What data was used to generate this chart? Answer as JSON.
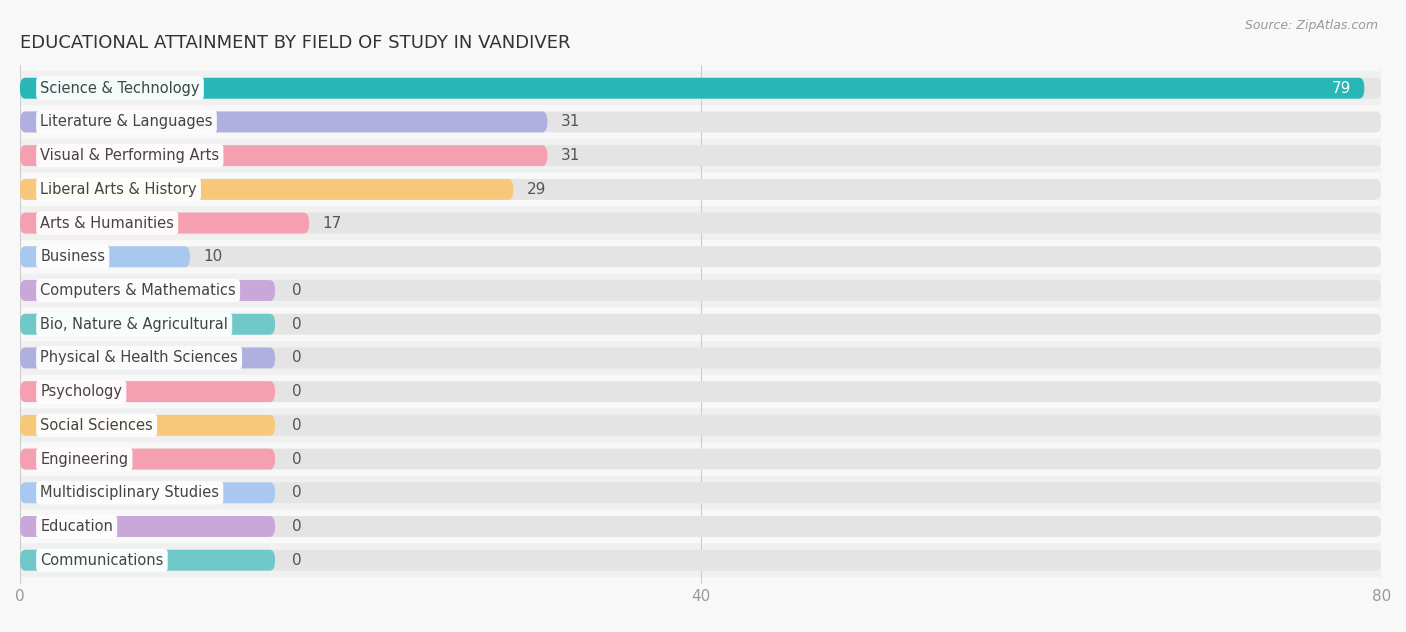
{
  "title": "EDUCATIONAL ATTAINMENT BY FIELD OF STUDY IN VANDIVER",
  "source": "Source: ZipAtlas.com",
  "categories": [
    "Science & Technology",
    "Literature & Languages",
    "Visual & Performing Arts",
    "Liberal Arts & History",
    "Arts & Humanities",
    "Business",
    "Computers & Mathematics",
    "Bio, Nature & Agricultural",
    "Physical & Health Sciences",
    "Psychology",
    "Social Sciences",
    "Engineering",
    "Multidisciplinary Studies",
    "Education",
    "Communications"
  ],
  "values": [
    79,
    31,
    31,
    29,
    17,
    10,
    0,
    0,
    0,
    0,
    0,
    0,
    0,
    0,
    0
  ],
  "bar_colors": [
    "#29b6b6",
    "#b0b0e0",
    "#f4a0b0",
    "#f8c87a",
    "#f4a0b0",
    "#a8c8f0",
    "#c8a8d8",
    "#70c8c8",
    "#b0b0e0",
    "#f4a0b0",
    "#f8c87a",
    "#f4a0b0",
    "#a8c8f0",
    "#c8a8d8",
    "#70c8c8"
  ],
  "xlim": [
    0,
    80
  ],
  "xticks": [
    0,
    40,
    80
  ],
  "background_color": "#f8f8f8",
  "bar_bg_color": "#e4e4e4",
  "title_fontsize": 13,
  "tick_fontsize": 11,
  "label_fontsize": 10.5,
  "value_fontsize": 11
}
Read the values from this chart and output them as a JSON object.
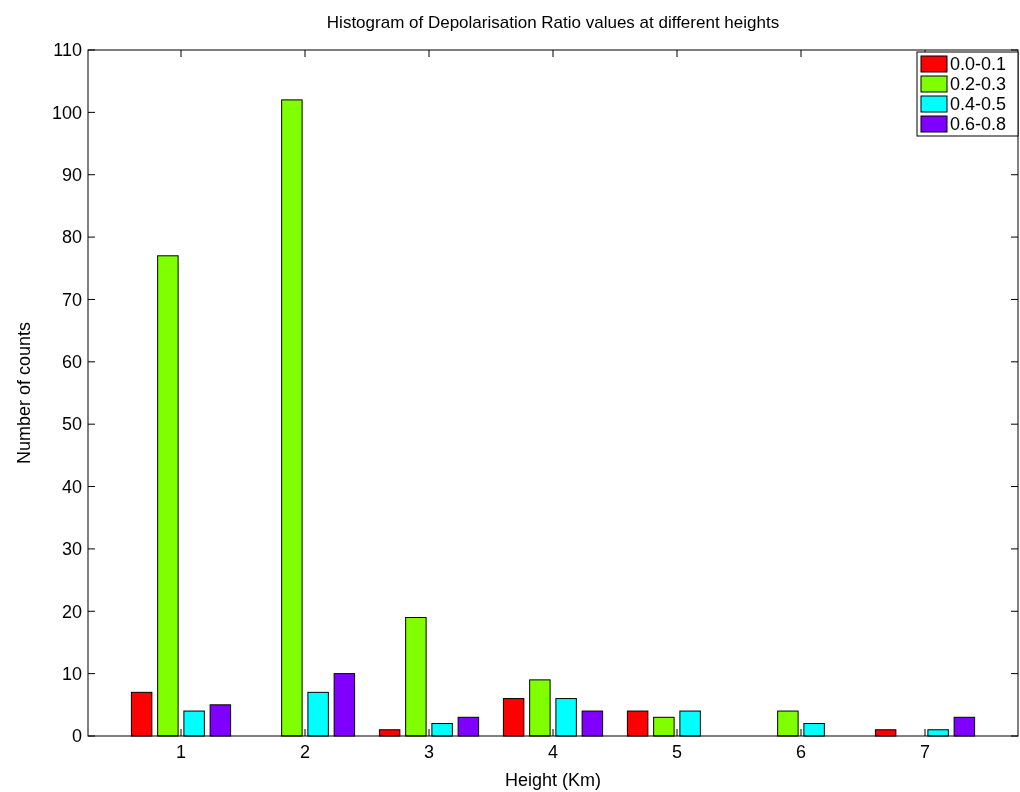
{
  "chart_data": {
    "type": "bar",
    "title": "Histogram of Depolarisation Ratio values at different heights",
    "xlabel": "Height (Km)",
    "ylabel": "Number of counts",
    "categories": [
      "1",
      "2",
      "3",
      "4",
      "5",
      "6",
      "7"
    ],
    "series": [
      {
        "name": "0.0-0.1",
        "color": "#ff0000",
        "values": [
          7,
          0,
          1,
          6,
          4,
          0,
          1
        ]
      },
      {
        "name": "0.2-0.3",
        "color": "#80ff00",
        "values": [
          77,
          102,
          19,
          9,
          3,
          4,
          0
        ]
      },
      {
        "name": "0.4-0.5",
        "color": "#00ffff",
        "values": [
          4,
          7,
          2,
          6,
          4,
          2,
          1
        ]
      },
      {
        "name": "0.6-0.8",
        "color": "#8000ff",
        "values": [
          5,
          10,
          3,
          4,
          0,
          0,
          3
        ]
      }
    ],
    "ylim": [
      0,
      110
    ],
    "yticks": [
      0,
      10,
      20,
      30,
      40,
      50,
      60,
      70,
      80,
      90,
      100,
      110
    ],
    "grid": false,
    "legend": "top right"
  }
}
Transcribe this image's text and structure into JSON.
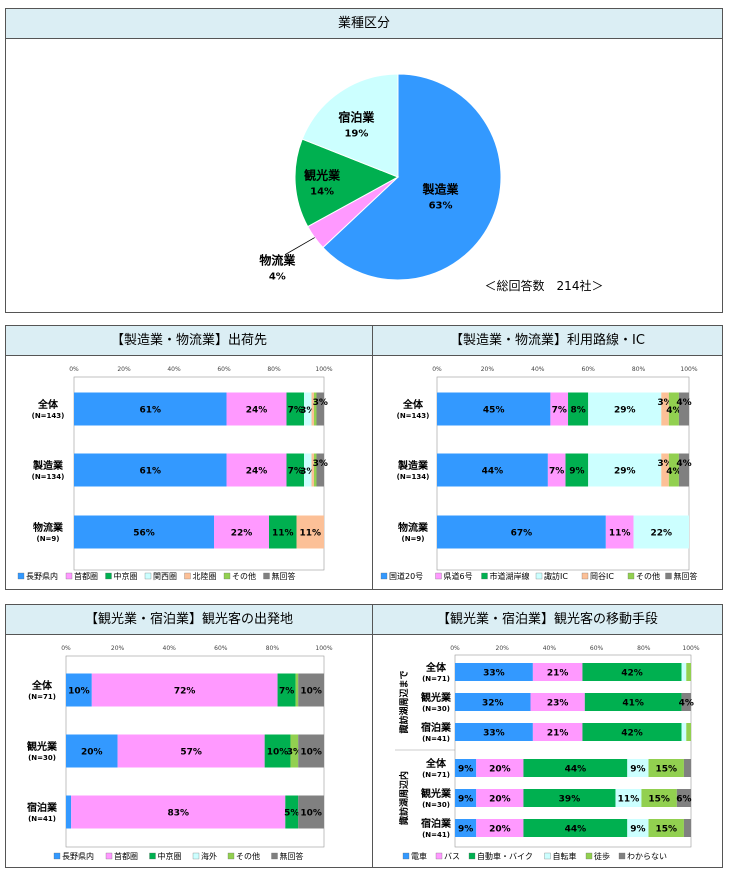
{
  "chart_data": [
    {
      "id": "pie",
      "type": "pie",
      "title": "業種区分",
      "note": "＜総回答数　214社＞",
      "slices": [
        {
          "name": "製造業",
          "value": 63,
          "label": "63%",
          "color": "#3399ff"
        },
        {
          "name": "物流業",
          "value": 4,
          "label": "4%",
          "color": "#ff99ff"
        },
        {
          "name": "観光業",
          "value": 14,
          "label": "14%",
          "color": "#00b050"
        },
        {
          "name": "宿泊業",
          "value": 19,
          "label": "19%",
          "color": "#ccffff"
        }
      ]
    },
    {
      "id": "ship",
      "type": "bar",
      "stacked": true,
      "orientation": "horizontal",
      "title": "【製造業・物流業】出荷先",
      "xlim": [
        0,
        100
      ],
      "ticks": [
        "0%",
        "20%",
        "40%",
        "60%",
        "80%",
        "100%"
      ],
      "categories": [
        {
          "name": "全体",
          "n": "(N=143)"
        },
        {
          "name": "製造業",
          "n": "(N=134)"
        },
        {
          "name": "物流業",
          "n": "(N=9)"
        }
      ],
      "series": [
        {
          "name": "長野県内",
          "color": "#3399ff",
          "values": [
            61,
            61,
            56
          ],
          "labels": [
            "61%",
            "61%",
            "56%"
          ]
        },
        {
          "name": "首都圏",
          "color": "#ff99ff",
          "values": [
            24,
            24,
            22
          ],
          "labels": [
            "24%",
            "24%",
            "22%"
          ]
        },
        {
          "name": "中京圏",
          "color": "#00b050",
          "values": [
            7,
            7,
            11
          ],
          "labels": [
            "7%",
            "7%",
            "11%"
          ]
        },
        {
          "name": "関西圏",
          "color": "#ccffff",
          "values": [
            3,
            3,
            0
          ],
          "labels": [
            "3%",
            "3%",
            ""
          ]
        },
        {
          "name": "北陸圏",
          "color": "#fcc097",
          "values": [
            1,
            1,
            11
          ],
          "labels": [
            "",
            "",
            "11%"
          ]
        },
        {
          "name": "その他",
          "color": "#92d050",
          "values": [
            1,
            1,
            0
          ],
          "labels": [
            "",
            "",
            ""
          ]
        },
        {
          "name": "無回答",
          "color": "#808080",
          "values": [
            3,
            3,
            0
          ],
          "labels": [
            "3%",
            "3%",
            ""
          ]
        }
      ]
    },
    {
      "id": "route",
      "type": "bar",
      "stacked": true,
      "orientation": "horizontal",
      "title": "【製造業・物流業】利用路線・IC",
      "xlim": [
        0,
        100
      ],
      "ticks": [
        "0%",
        "20%",
        "40%",
        "60%",
        "80%",
        "100%"
      ],
      "categories": [
        {
          "name": "全体",
          "n": "(N=143)"
        },
        {
          "name": "製造業",
          "n": "(N=134)"
        },
        {
          "name": "物流業",
          "n": "(N=9)"
        }
      ],
      "series": [
        {
          "name": "国道20号",
          "color": "#3399ff",
          "values": [
            45,
            44,
            67
          ],
          "labels": [
            "45%",
            "44%",
            "67%"
          ]
        },
        {
          "name": "県道6号",
          "color": "#ff99ff",
          "values": [
            7,
            7,
            11
          ],
          "labels": [
            "7%",
            "7%",
            "11%"
          ]
        },
        {
          "name": "市道湖岸線",
          "color": "#00b050",
          "values": [
            8,
            9,
            0
          ],
          "labels": [
            "8%",
            "9%",
            ""
          ]
        },
        {
          "name": "諏訪IC",
          "color": "#ccffff",
          "values": [
            29,
            29,
            22
          ],
          "labels": [
            "29%",
            "29%",
            "22%"
          ]
        },
        {
          "name": "岡谷IC",
          "color": "#fcc097",
          "values": [
            3,
            3,
            0
          ],
          "labels": [
            "3%",
            "3%",
            ""
          ]
        },
        {
          "name": "その他",
          "color": "#92d050",
          "values": [
            4,
            4,
            0
          ],
          "labels": [
            "4%",
            "4%",
            ""
          ]
        },
        {
          "name": "無回答",
          "color": "#808080",
          "values": [
            4,
            4,
            0
          ],
          "labels": [
            "4%",
            "4%",
            ""
          ]
        }
      ]
    },
    {
      "id": "origin",
      "type": "bar",
      "stacked": true,
      "orientation": "horizontal",
      "title": "【観光業・宿泊業】観光客の出発地",
      "xlim": [
        0,
        100
      ],
      "ticks": [
        "0%",
        "20%",
        "40%",
        "60%",
        "80%",
        "100%"
      ],
      "categories": [
        {
          "name": "全体",
          "n": "(N=71)"
        },
        {
          "name": "観光業",
          "n": "(N=30)"
        },
        {
          "name": "宿泊業",
          "n": "(N=41)"
        }
      ],
      "series": [
        {
          "name": "長野県内",
          "color": "#3399ff",
          "values": [
            10,
            20,
            2
          ],
          "labels": [
            "10%",
            "20%",
            ""
          ]
        },
        {
          "name": "首都圏",
          "color": "#ff99ff",
          "values": [
            72,
            57,
            83
          ],
          "labels": [
            "72%",
            "57%",
            "83%"
          ]
        },
        {
          "name": "中京圏",
          "color": "#00b050",
          "values": [
            7,
            10,
            5
          ],
          "labels": [
            "7%",
            "10%",
            "5%"
          ]
        },
        {
          "name": "海外",
          "color": "#ccffff",
          "values": [
            0,
            0,
            0
          ],
          "labels": [
            "",
            "",
            ""
          ]
        },
        {
          "name": "その他",
          "color": "#92d050",
          "values": [
            1,
            3,
            0
          ],
          "labels": [
            "",
            "3%",
            ""
          ]
        },
        {
          "name": "無回答",
          "color": "#808080",
          "values": [
            10,
            10,
            10
          ],
          "labels": [
            "10%",
            "10%",
            "10%"
          ]
        }
      ]
    },
    {
      "id": "move",
      "type": "bar",
      "stacked": true,
      "orientation": "horizontal",
      "title": "【観光業・宿泊業】観光客の移動手段",
      "xlim": [
        0,
        100
      ],
      "ticks": [
        "0%",
        "20%",
        "40%",
        "60%",
        "80%",
        "100%"
      ],
      "groups": [
        "諏訪湖周辺まで",
        "諏訪湖周辺内"
      ],
      "categories": [
        {
          "name": "全体",
          "n": "(N=71)",
          "group": 0
        },
        {
          "name": "観光業",
          "n": "(N=30)",
          "group": 0
        },
        {
          "name": "宿泊業",
          "n": "(N=41)",
          "group": 0
        },
        {
          "name": "全体",
          "n": "(N=71)",
          "group": 1
        },
        {
          "name": "観光業",
          "n": "(N=30)",
          "group": 1
        },
        {
          "name": "宿泊業",
          "n": "(N=41)",
          "group": 1
        }
      ],
      "series": [
        {
          "name": "電車",
          "color": "#3399ff",
          "values": [
            33,
            32,
            33,
            9,
            9,
            9
          ],
          "labels": [
            "33%",
            "32%",
            "33%",
            "9%",
            "9%",
            "9%"
          ]
        },
        {
          "name": "バス",
          "color": "#ff99ff",
          "values": [
            21,
            23,
            21,
            20,
            20,
            20
          ],
          "labels": [
            "21%",
            "23%",
            "21%",
            "20%",
            "20%",
            "20%"
          ]
        },
        {
          "name": "自動車・バイク",
          "color": "#00b050",
          "values": [
            42,
            41,
            42,
            44,
            39,
            44
          ],
          "labels": [
            "42%",
            "41%",
            "42%",
            "44%",
            "39%",
            "44%"
          ]
        },
        {
          "name": "自転車",
          "color": "#ccffff",
          "values": [
            2,
            0,
            2,
            9,
            11,
            9
          ],
          "labels": [
            "",
            "",
            "",
            "9%",
            "11%",
            "9%"
          ]
        },
        {
          "name": "徒歩",
          "color": "#92d050",
          "values": [
            2,
            0,
            2,
            15,
            15,
            15
          ],
          "labels": [
            "",
            "",
            "",
            "15%",
            "15%",
            "15%"
          ]
        },
        {
          "name": "わからない",
          "color": "#808080",
          "values": [
            0,
            4,
            0,
            3,
            6,
            3
          ],
          "labels": [
            "",
            "4%",
            "",
            "",
            "6%",
            ""
          ]
        }
      ]
    }
  ]
}
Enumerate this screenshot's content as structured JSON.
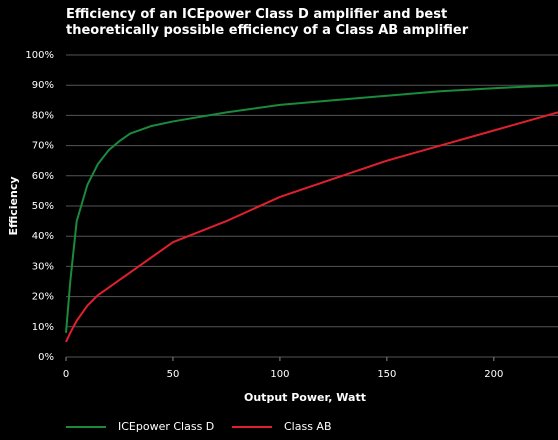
{
  "chart_data": {
    "type": "line",
    "title": "Efficiency of an ICEpower Class D amplifier and best theoretically possible efficiency of a Class AB amplifier",
    "xlabel": "Output Power, Watt",
    "ylabel": "Efficiency",
    "x": [
      0,
      2,
      5,
      10,
      15,
      20,
      25,
      30,
      40,
      50,
      75,
      100,
      125,
      150,
      175,
      200,
      230
    ],
    "series": [
      {
        "name": "ICEpower Class D",
        "color": "#1a8a3c",
        "values": [
          8,
          25,
          45,
          57,
          64,
          68.5,
          71.5,
          74,
          76.5,
          78,
          81,
          83.5,
          85,
          86.5,
          88,
          89,
          90
        ]
      },
      {
        "name": "Class AB",
        "color": "#e0202e",
        "values": [
          5,
          8,
          12,
          17,
          20.5,
          23,
          25.5,
          28,
          33,
          38,
          45,
          53,
          59,
          65,
          70,
          75,
          81
        ]
      }
    ],
    "xlim": [
      0,
      230
    ],
    "xticks": [
      0,
      50,
      100,
      150,
      200
    ],
    "ylim": [
      0,
      100
    ],
    "yticks": [
      {
        "value": 0,
        "label": "0%"
      },
      {
        "value": 10,
        "label": "10%"
      },
      {
        "value": 20,
        "label": "20%"
      },
      {
        "value": 30,
        "label": "30%"
      },
      {
        "value": 40,
        "label": "40%"
      },
      {
        "value": 50,
        "label": "50%"
      },
      {
        "value": 60,
        "label": "60%"
      },
      {
        "value": 70,
        "label": "70%"
      },
      {
        "value": 80,
        "label": "80%"
      },
      {
        "value": 90,
        "label": "90%"
      },
      {
        "value": 100,
        "label": "100%"
      }
    ],
    "grid": true,
    "legend": "bottom"
  }
}
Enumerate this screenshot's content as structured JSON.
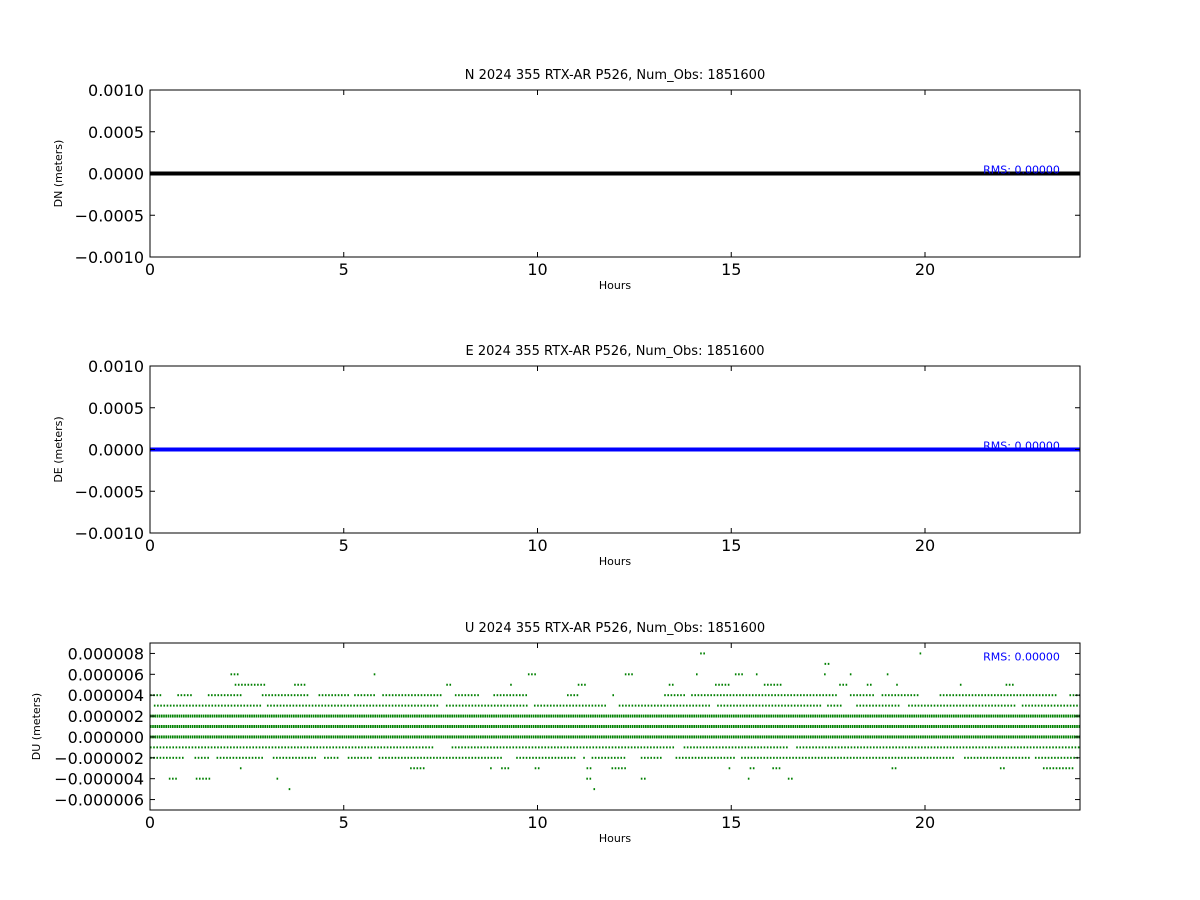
{
  "chart_data": [
    {
      "type": "line",
      "title": "N 2024 355 RTX-AR  P526, Num_Obs: 1851600",
      "xlabel": "Hours",
      "ylabel": "DN (meters)",
      "xlim": [
        0,
        24
      ],
      "ylim": [
        -0.001,
        0.001
      ],
      "x_ticks": [
        0,
        5,
        10,
        15,
        20
      ],
      "x_tick_labels": [
        "0",
        "5",
        "10",
        "15",
        "20"
      ],
      "y_ticks": [
        0.001,
        0.0005,
        0,
        -0.0005,
        -0.001
      ],
      "y_tick_labels": [
        "0.0010",
        "0.0005",
        "0.0000",
        "−0.0005",
        "−0.0010"
      ],
      "series": [
        {
          "color": "#000000",
          "x": [
            0,
            24
          ],
          "values": [
            0,
            0
          ]
        }
      ],
      "annotation": {
        "text": "RMS:  0.00000",
        "x": 21.5,
        "y": 5e-05,
        "color": "#0000ff"
      }
    },
    {
      "type": "line",
      "title": "E 2024 355 RTX-AR  P526, Num_Obs: 1851600",
      "xlabel": "Hours",
      "ylabel": "DE (meters)",
      "xlim": [
        0,
        24
      ],
      "ylim": [
        -0.001,
        0.001
      ],
      "x_ticks": [
        0,
        5,
        10,
        15,
        20
      ],
      "x_tick_labels": [
        "0",
        "5",
        "10",
        "15",
        "20"
      ],
      "y_ticks": [
        0.001,
        0.0005,
        0,
        -0.0005,
        -0.001
      ],
      "y_tick_labels": [
        "0.0010",
        "0.0005",
        "0.0000",
        "−0.0005",
        "−0.0010"
      ],
      "series": [
        {
          "color": "#0000ff",
          "x": [
            0,
            24
          ],
          "values": [
            0,
            0
          ]
        }
      ],
      "annotation": {
        "text": "RMS:  0.00000",
        "x": 21.5,
        "y": 5e-05,
        "color": "#0000ff"
      }
    },
    {
      "type": "scatter",
      "title": "U 2024 355 RTX-AR  P526, Num_Obs: 1851600",
      "xlabel": "Hours",
      "ylabel": "DU (meters)",
      "xlim": [
        0,
        24
      ],
      "ylim": [
        -7e-06,
        9e-06
      ],
      "x_ticks": [
        0,
        5,
        10,
        15,
        20
      ],
      "x_tick_labels": [
        "0",
        "5",
        "10",
        "15",
        "20"
      ],
      "y_ticks": [
        8e-06,
        6e-06,
        4e-06,
        2e-06,
        0,
        -2e-06,
        -4e-06,
        -6e-06
      ],
      "y_tick_labels": [
        "0.000008",
        "0.000006",
        "0.000004",
        "0.000002",
        "0.000000",
        "−0.000002",
        "−0.000004",
        "−0.000006"
      ],
      "series": [
        {
          "color": "#008000",
          "marker": "dot"
        }
      ],
      "bands": [
        {
          "y": 8e-06,
          "density": 0.02
        },
        {
          "y": 7e-06,
          "density": 0.04
        },
        {
          "y": 6e-06,
          "density": 0.1
        },
        {
          "y": 5e-06,
          "density": 0.3
        },
        {
          "y": 4e-06,
          "density": 0.5
        },
        {
          "y": 3e-06,
          "density": 0.8
        },
        {
          "y": 2e-06,
          "density": 1.0
        },
        {
          "y": 1e-06,
          "density": 1.0
        },
        {
          "y": 0.0,
          "density": 1.0
        },
        {
          "y": -1e-06,
          "density": 0.95
        },
        {
          "y": -2e-06,
          "density": 0.6
        },
        {
          "y": -3e-06,
          "density": 0.2
        },
        {
          "y": -4e-06,
          "density": 0.12
        },
        {
          "y": -5e-06,
          "density": 0.06
        },
        {
          "y": -6e-06,
          "density": 0.02
        },
        {
          "y": -7e-06,
          "density": 0.01
        }
      ],
      "annotation": {
        "text": "RMS:  0.00000",
        "x": 21.5,
        "y": 7.7e-06,
        "color": "#0000ff"
      }
    }
  ]
}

★ ★ ★ ★ ★ ★ ★

- What you have to do
Scan the listing above. Collect all lines with the word "this".

- Answer for the task
What data was used to generate this chart? Answer as JSON.
Read the values from this chart and output them as a JSON object.
Transcribe this image's text and structure into JSON.
Enumerate this screenshot's content as structured JSON.
Enumerate this screenshot's content as structured JSON.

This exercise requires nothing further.